--- Material shown ---

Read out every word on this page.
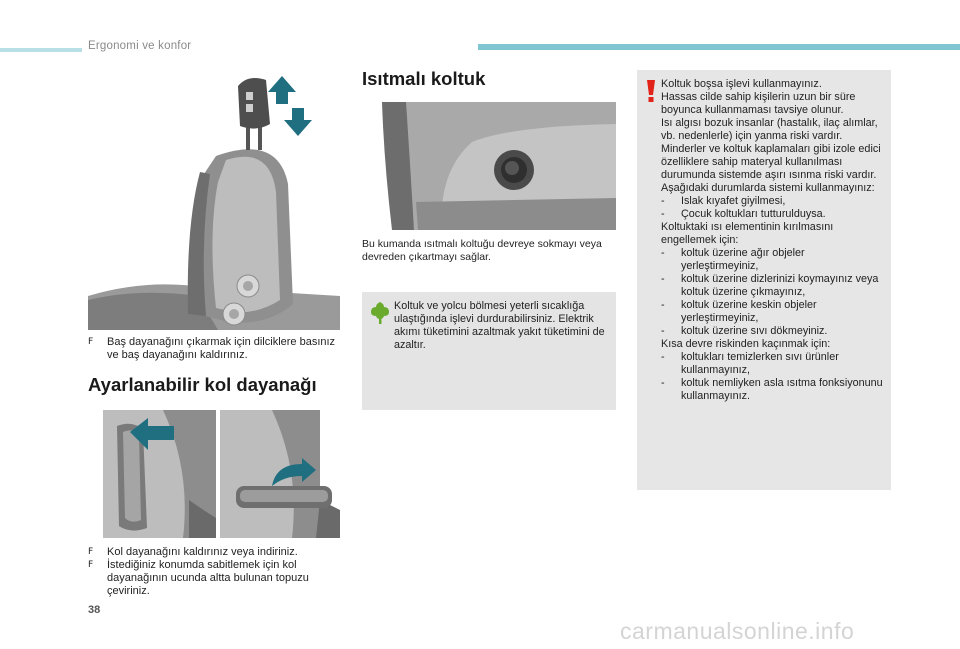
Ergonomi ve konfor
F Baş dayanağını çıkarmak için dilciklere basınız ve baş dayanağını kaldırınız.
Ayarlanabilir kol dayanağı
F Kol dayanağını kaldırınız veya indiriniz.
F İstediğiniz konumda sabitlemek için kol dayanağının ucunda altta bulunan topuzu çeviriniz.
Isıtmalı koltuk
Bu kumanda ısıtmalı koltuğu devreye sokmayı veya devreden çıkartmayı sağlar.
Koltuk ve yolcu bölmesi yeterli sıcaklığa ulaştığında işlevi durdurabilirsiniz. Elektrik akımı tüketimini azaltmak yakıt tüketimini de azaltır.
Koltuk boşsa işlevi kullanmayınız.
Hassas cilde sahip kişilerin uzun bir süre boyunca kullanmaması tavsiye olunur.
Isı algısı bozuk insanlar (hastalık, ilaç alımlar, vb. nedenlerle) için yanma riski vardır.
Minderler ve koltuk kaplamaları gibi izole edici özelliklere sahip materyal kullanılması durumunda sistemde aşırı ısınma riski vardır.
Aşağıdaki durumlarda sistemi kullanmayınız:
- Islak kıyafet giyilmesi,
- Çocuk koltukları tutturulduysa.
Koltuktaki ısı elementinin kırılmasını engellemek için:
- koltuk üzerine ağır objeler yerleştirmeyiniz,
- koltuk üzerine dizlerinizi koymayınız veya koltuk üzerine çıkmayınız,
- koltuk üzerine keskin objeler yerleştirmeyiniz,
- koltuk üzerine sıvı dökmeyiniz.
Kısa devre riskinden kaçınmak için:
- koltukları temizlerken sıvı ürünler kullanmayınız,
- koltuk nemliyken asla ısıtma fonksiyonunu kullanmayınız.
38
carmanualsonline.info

---

Reproduce the material in its entirety and word for word, without the pictures.

*Full output*
Read out every word on this page.
Ergonomi ve konfor
F Baş dayanağını çıkarmak için dilciklere basınız ve baş dayanağını kaldırınız.
Ayarlanabilir kol dayanağı
F Kol dayanağını kaldırınız veya indiriniz.
F İstediğiniz konumda sabitlemek için kol dayanağının ucunda altta bulunan topuzu çeviriniz.
Isıtmalı koltuk
Bu kumanda ısıtmalı koltuğu devreye sokmayı veya devreden çıkartmayı sağlar.
Koltuk ve yolcu bölmesi yeterli sıcaklığa ulaştığında işlevi durdurabilirsiniz. Elektrik akımı tüketimini azaltmak yakıt tüketimini de azaltır.
Koltuk boşsa işlevi kullanmayınız.
Hassas cilde sahip kişilerin uzun bir süre boyunca kullanmaması tavsiye olunur.
Isı algısı bozuk insanlar (hastalık, ilaç alımlar, vb. nedenlerle) için yanma riski vardır.
Minderler ve koltuk kaplamaları gibi izole edici özelliklere sahip materyal kullanılması durumunda sistemde aşırı ısınma riski vardır.
Aşağıdaki durumlarda sistemi kullanmayınız:
- Islak kıyafet giyilmesi,
- Çocuk koltukları tutturulduysa.
Koltuktaki ısı elementinin kırılmasını engellemek için:
- koltuk üzerine ağır objeler yerleştirmeyiniz,
- koltuk üzerine dizlerinizi koymayınız veya koltuk üzerine çıkmayınız,
- koltuk üzerine keskin objeler yerleştirmeyiniz,
- koltuk üzerine sıvı dökmeyiniz.
Kısa devre riskinden kaçınmak için:
- koltukları temizlerken sıvı ürünler kullanmayınız,
- koltuk nemliyken asla ısıtma fonksiyonunu kullanmayınız.
38
carmanualsonline.info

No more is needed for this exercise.